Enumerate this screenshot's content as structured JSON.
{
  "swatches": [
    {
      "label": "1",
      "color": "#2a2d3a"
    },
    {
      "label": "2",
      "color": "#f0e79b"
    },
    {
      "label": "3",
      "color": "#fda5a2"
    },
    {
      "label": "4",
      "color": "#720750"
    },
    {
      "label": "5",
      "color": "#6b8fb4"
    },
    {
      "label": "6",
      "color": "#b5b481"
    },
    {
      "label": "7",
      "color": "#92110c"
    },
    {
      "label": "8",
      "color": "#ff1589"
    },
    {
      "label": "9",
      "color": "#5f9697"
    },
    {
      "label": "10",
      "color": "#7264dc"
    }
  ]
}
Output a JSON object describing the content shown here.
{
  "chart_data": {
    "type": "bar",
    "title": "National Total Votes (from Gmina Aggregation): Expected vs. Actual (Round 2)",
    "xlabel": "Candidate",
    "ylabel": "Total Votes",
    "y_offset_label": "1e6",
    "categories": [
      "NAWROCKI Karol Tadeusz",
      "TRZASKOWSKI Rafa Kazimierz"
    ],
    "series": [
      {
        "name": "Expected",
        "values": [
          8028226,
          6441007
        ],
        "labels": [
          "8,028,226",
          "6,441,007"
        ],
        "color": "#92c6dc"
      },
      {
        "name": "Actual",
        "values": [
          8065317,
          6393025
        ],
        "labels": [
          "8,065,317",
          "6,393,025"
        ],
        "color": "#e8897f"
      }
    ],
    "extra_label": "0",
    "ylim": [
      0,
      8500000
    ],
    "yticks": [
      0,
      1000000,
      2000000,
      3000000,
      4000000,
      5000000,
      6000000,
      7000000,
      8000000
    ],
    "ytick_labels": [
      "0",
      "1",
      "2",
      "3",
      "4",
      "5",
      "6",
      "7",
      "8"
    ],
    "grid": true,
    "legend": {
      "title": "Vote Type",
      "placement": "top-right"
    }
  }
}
•••••
What needs to be done
Retype the listing exactly, in full.

Solution
Enumerate this screenshot's content as structured JSON.
{
  "swatches": [
    {
      "label": "1",
      "color": "#2a2d3a"
    },
    {
      "label": "2",
      "color": "#f0e79b"
    },
    {
      "label": "3",
      "color": "#fda5a2"
    },
    {
      "label": "4",
      "color": "#720750"
    },
    {
      "label": "5",
      "color": "#6b8fb4"
    },
    {
      "label": "6",
      "color": "#b5b481"
    },
    {
      "label": "7",
      "color": "#92110c"
    },
    {
      "label": "8",
      "color": "#ff1589"
    },
    {
      "label": "9",
      "color": "#5f9697"
    },
    {
      "label": "10",
      "color": "#7264dc"
    }
  ]
}
Output a JSON object describing the content shown here.
{
  "chart_data": {
    "type": "bar",
    "title": "National Total Votes (from Gmina Aggregation): Expected vs. Actual (Round 2)",
    "xlabel": "Candidate",
    "ylabel": "Total Votes",
    "y_offset_label": "1e6",
    "categories": [
      "NAWROCKI Karol Tadeusz",
      "TRZASKOWSKI Rafa Kazimierz"
    ],
    "series": [
      {
        "name": "Expected",
        "values": [
          8028226,
          6441007
        ],
        "labels": [
          "8,028,226",
          "6,441,007"
        ],
        "color": "#92c6dc"
      },
      {
        "name": "Actual",
        "values": [
          8065317,
          6393025
        ],
        "labels": [
          "8,065,317",
          "6,393,025"
        ],
        "color": "#e8897f"
      }
    ],
    "extra_label": "0",
    "ylim": [
      0,
      8500000
    ],
    "yticks": [
      0,
      1000000,
      2000000,
      3000000,
      4000000,
      5000000,
      6000000,
      7000000,
      8000000
    ],
    "ytick_labels": [
      "0",
      "1",
      "2",
      "3",
      "4",
      "5",
      "6",
      "7",
      "8"
    ],
    "grid": true,
    "legend": {
      "title": "Vote Type",
      "placement": "top-right"
    }
  }
}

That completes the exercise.